Task objective>
Filter the records below down to lines containing "QUARTER".

Supplied information>
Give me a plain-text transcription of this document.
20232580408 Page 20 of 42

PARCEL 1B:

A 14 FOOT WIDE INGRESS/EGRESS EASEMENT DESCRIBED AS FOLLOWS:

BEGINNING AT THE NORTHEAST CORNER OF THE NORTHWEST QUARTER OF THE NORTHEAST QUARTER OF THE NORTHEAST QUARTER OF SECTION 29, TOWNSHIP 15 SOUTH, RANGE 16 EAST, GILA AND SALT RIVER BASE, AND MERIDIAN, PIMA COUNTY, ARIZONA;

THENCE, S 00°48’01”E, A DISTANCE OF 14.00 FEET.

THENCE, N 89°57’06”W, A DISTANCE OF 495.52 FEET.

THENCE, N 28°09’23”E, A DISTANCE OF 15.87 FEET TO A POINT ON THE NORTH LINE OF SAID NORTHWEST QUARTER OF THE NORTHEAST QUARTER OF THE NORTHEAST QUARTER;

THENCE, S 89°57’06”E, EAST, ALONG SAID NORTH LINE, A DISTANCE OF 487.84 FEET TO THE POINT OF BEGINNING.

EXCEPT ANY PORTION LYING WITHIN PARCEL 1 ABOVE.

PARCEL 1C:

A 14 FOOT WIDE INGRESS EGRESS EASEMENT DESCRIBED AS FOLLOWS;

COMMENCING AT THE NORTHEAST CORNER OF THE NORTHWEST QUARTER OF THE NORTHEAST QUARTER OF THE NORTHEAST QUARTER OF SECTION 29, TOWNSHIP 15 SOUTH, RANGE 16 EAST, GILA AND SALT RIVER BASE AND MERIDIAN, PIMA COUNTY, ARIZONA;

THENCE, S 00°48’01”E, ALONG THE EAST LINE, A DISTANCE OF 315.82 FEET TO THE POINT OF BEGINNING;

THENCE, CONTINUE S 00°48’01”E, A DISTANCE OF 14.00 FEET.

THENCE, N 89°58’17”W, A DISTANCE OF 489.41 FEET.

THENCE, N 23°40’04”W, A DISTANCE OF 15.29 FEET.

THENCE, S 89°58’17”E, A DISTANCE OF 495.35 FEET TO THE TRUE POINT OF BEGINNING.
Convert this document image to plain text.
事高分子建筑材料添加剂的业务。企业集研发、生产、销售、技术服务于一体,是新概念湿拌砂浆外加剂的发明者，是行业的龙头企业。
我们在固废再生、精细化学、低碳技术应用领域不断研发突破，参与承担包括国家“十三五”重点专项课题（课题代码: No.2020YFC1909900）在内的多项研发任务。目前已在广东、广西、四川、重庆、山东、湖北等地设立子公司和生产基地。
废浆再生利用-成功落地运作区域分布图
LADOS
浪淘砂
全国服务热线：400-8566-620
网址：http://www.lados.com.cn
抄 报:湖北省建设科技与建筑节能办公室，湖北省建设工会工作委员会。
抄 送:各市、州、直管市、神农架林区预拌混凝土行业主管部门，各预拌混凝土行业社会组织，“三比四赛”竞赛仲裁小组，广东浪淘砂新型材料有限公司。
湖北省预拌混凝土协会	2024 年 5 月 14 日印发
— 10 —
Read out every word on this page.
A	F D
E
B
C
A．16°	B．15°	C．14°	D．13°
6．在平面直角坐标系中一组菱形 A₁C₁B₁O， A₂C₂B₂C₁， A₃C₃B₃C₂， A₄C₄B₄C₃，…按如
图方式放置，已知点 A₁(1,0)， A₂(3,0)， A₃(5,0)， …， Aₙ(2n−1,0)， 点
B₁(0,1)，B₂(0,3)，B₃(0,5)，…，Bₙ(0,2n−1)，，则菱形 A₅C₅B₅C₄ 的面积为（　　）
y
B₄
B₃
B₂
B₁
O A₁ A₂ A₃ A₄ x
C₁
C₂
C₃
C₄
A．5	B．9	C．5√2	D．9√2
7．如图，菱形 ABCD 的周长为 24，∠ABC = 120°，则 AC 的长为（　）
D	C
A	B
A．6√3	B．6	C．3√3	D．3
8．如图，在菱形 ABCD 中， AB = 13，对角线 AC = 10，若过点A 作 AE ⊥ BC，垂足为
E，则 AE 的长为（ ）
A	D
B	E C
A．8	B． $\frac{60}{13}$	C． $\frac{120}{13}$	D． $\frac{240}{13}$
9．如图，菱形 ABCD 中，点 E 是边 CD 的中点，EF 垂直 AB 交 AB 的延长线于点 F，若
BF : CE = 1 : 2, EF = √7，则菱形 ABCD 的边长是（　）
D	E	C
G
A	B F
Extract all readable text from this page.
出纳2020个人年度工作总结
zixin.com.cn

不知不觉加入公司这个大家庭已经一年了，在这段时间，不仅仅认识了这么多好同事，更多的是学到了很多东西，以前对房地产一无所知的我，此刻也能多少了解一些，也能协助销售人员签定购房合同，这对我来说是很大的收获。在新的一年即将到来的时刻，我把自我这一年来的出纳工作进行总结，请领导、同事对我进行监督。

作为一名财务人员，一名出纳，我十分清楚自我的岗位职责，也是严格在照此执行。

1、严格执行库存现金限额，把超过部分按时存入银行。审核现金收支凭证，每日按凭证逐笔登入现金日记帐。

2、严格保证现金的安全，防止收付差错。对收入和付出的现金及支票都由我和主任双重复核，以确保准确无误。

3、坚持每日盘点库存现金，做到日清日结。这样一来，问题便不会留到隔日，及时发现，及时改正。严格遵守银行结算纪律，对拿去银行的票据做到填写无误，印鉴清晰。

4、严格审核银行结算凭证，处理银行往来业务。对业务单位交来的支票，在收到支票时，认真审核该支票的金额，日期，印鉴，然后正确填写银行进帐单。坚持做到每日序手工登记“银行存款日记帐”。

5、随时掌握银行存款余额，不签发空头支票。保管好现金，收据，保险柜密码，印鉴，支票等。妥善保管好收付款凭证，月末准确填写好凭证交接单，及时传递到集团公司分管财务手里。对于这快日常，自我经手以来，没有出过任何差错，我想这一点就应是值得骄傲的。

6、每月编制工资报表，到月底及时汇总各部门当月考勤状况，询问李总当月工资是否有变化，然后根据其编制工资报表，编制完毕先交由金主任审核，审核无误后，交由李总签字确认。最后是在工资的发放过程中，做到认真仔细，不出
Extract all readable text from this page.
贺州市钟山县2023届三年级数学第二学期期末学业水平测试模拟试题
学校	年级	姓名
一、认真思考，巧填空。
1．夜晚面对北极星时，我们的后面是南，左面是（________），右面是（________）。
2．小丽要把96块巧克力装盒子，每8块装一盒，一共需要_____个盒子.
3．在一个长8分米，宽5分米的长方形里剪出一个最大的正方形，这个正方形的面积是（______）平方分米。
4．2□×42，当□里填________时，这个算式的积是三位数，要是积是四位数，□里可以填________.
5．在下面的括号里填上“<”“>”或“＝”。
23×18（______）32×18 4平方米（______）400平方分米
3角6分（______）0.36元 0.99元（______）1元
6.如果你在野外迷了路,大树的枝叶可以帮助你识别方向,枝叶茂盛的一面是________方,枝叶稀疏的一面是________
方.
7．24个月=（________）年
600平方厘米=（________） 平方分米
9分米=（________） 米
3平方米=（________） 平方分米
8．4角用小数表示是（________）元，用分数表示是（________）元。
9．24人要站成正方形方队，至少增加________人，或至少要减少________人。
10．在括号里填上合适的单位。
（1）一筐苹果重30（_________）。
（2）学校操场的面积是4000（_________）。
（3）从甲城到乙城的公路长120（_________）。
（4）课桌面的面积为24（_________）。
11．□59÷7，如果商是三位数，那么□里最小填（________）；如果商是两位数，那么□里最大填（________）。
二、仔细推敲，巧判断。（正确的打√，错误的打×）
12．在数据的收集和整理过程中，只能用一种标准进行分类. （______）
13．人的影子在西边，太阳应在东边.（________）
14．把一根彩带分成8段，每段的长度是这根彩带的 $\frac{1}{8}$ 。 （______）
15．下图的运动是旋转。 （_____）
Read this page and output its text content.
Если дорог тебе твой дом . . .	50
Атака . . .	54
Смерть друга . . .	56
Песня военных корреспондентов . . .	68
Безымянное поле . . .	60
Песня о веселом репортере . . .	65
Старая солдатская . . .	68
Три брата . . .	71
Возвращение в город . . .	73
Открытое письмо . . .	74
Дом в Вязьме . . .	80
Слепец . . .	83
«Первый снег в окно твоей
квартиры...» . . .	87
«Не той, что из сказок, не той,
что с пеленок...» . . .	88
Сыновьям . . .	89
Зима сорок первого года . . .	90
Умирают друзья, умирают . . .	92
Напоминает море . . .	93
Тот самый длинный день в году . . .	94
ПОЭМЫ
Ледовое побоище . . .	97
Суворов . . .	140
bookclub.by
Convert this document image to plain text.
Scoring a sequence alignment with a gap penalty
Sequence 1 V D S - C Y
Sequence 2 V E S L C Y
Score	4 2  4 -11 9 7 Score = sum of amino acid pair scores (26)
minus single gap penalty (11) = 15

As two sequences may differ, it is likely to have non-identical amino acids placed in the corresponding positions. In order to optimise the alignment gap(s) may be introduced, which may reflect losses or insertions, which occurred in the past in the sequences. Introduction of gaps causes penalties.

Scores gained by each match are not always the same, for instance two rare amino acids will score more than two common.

Answer to the problem>
BEGINNING AT THE NORTHEAST CORNER OF THE NORTHWEST QUARTER OF THE NORTHEAST QUARTER OF THE NORTHEAST QUARTER OF SECTION 29, TOWNSHIP 15 SOUTH, RANGE 16 EAST, GILA AND SALT RIVER BASE, AND MERIDIAN, PIMA COUNTY, ARIZONA;
THENCE, N 28°09’23”E, A DISTANCE OF 15.87 FEET TO A POINT ON THE NORTH LINE OF SAID NORTHWEST QUARTER OF THE NORTHEAST QUARTER OF THE NORTHEAST QUARTER;
COMMENCING AT THE NORTHEAST CORNER OF THE NORTHWEST QUARTER OF THE NORTHEAST QUARTER OF THE NORTHEAST QUARTER OF SECTION 29, TOWNSHIP 15 SOUTH, RANGE 16 EAST, GILA AND SALT RIVER BASE AND MERIDIAN, PIMA COUNTY, ARIZONA;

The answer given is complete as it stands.